• [Work instructions]: From the listing below, extract every line in which the word "Annonce" appears.

• [Material provided]:
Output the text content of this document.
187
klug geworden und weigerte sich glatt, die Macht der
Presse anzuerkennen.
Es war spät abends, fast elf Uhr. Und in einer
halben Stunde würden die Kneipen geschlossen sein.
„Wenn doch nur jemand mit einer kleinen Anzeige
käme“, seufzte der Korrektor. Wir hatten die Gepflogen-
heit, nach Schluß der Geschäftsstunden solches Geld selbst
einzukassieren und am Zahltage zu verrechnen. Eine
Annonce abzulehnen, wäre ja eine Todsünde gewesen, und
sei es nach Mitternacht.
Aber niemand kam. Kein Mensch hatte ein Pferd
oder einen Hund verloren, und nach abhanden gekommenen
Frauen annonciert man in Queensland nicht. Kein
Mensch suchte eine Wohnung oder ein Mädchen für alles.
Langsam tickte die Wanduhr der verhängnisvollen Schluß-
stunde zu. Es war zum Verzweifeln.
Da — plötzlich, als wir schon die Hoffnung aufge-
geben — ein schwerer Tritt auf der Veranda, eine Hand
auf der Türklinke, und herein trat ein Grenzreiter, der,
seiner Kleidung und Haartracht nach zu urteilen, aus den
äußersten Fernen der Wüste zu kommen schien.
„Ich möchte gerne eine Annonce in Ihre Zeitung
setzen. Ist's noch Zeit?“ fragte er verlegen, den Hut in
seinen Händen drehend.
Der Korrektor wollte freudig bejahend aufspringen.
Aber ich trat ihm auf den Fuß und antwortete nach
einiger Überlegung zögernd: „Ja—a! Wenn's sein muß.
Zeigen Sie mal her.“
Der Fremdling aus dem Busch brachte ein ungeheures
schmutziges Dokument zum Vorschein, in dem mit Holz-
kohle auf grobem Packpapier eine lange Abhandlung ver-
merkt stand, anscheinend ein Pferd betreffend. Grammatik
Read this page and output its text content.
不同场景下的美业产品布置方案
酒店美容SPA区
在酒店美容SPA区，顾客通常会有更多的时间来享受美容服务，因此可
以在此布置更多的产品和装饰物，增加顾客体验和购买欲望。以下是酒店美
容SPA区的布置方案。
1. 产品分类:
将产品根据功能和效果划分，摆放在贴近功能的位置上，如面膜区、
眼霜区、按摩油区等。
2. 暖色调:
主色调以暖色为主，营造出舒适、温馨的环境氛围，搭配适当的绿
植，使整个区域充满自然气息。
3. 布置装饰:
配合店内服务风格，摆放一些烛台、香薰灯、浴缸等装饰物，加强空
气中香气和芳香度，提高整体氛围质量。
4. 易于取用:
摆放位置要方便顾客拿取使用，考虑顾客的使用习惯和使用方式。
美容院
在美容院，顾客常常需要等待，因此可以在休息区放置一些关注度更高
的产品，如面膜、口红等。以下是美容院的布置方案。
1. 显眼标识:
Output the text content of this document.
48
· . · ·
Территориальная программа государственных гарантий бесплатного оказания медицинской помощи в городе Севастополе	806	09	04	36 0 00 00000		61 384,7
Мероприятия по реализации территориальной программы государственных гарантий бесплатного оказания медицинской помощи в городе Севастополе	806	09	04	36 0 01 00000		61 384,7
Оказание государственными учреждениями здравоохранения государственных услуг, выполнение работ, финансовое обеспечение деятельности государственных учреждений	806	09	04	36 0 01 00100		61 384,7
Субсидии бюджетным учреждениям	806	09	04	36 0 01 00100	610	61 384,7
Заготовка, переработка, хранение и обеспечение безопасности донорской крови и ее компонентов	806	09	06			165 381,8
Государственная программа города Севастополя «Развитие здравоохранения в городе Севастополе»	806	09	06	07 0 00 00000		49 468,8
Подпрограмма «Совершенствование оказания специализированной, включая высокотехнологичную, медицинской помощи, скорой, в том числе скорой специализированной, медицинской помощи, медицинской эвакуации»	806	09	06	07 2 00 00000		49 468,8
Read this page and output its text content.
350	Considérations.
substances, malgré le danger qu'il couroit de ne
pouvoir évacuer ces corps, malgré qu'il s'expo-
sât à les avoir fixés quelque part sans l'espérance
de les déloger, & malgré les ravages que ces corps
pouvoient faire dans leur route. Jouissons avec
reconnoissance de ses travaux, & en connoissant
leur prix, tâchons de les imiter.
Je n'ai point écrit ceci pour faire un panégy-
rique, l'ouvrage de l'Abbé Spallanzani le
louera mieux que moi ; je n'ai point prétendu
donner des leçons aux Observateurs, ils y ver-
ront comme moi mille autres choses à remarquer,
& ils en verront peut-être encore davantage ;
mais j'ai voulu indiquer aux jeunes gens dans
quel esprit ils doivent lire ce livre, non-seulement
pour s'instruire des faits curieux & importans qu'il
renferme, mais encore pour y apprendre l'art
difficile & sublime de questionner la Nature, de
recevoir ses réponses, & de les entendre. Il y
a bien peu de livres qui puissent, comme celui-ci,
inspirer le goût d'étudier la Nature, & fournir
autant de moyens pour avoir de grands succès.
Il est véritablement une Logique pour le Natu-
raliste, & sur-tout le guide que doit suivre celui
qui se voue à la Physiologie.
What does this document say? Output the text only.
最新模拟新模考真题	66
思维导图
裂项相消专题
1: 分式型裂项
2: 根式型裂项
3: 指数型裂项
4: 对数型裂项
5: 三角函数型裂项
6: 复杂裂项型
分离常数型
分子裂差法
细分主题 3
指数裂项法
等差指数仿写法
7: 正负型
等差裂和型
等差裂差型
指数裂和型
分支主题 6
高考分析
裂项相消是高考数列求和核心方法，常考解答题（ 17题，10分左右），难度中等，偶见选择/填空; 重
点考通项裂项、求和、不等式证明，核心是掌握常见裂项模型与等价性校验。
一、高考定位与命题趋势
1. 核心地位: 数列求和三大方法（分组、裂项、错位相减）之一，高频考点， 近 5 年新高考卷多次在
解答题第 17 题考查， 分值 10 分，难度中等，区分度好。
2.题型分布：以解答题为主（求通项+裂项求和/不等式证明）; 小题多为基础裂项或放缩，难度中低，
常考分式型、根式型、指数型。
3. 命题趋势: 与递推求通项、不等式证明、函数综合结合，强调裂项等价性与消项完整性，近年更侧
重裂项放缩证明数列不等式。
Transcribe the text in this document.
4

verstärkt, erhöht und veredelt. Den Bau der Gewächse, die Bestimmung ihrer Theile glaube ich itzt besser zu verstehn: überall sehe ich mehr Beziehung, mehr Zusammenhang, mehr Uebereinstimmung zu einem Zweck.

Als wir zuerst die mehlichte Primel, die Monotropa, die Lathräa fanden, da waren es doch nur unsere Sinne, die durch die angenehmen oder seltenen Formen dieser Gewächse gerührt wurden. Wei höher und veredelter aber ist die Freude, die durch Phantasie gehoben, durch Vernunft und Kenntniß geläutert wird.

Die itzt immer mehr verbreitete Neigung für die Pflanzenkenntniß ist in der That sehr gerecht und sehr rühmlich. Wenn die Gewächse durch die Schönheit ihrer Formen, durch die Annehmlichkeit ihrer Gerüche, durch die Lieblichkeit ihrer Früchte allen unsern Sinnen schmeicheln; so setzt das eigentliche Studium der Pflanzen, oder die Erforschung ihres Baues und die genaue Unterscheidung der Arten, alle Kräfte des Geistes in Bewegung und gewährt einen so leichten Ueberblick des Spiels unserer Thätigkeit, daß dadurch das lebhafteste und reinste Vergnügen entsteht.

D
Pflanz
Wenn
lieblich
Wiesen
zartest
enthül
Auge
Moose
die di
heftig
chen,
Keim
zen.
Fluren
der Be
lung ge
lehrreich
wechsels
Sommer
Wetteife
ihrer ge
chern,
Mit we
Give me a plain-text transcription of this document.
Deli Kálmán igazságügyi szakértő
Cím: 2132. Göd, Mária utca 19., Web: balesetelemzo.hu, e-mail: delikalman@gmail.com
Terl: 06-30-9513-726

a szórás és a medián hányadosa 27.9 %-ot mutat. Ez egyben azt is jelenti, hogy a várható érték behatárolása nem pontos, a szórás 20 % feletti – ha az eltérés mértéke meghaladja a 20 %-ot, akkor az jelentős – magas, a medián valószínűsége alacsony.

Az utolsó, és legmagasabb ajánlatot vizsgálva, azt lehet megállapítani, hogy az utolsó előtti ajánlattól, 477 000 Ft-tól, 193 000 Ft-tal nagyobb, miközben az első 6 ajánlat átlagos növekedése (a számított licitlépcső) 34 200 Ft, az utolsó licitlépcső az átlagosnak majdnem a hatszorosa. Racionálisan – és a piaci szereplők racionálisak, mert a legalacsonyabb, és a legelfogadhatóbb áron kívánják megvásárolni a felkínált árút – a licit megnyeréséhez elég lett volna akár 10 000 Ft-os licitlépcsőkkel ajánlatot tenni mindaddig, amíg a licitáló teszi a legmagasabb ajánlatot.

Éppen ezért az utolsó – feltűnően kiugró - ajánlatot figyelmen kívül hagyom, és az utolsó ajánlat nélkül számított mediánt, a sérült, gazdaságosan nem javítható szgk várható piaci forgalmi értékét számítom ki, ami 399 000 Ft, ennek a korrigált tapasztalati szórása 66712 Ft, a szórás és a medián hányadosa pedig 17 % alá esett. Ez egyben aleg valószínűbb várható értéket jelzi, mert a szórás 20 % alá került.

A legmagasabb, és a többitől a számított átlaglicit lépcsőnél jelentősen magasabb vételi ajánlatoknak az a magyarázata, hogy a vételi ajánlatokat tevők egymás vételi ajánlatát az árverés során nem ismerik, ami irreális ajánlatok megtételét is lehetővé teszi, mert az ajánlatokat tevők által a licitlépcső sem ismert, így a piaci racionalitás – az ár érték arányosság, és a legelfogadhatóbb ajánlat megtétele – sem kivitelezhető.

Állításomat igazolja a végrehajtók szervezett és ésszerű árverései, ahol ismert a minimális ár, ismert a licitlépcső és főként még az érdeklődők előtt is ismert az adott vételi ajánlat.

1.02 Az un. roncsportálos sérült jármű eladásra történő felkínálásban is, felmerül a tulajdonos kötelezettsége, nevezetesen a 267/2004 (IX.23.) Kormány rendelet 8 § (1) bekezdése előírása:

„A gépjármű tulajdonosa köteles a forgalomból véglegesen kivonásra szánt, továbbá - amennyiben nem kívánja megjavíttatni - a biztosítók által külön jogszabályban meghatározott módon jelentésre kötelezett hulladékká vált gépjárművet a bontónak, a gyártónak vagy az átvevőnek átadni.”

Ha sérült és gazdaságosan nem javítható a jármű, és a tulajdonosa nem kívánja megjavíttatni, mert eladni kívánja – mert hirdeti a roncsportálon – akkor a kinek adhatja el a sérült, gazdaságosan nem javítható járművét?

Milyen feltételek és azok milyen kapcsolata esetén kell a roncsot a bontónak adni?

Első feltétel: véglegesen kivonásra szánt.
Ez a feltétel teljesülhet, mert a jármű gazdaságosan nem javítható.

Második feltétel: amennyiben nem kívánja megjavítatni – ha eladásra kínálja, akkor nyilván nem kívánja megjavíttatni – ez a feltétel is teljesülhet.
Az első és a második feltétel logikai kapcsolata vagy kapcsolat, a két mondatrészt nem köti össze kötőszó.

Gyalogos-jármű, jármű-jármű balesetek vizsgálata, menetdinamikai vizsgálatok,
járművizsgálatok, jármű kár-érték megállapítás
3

• [Task response]:
Annonce abzulehnen, wäre ja eine Todsünde gewesen, und
„Ich möchte gerne eine Annonce in Ihre Zeitung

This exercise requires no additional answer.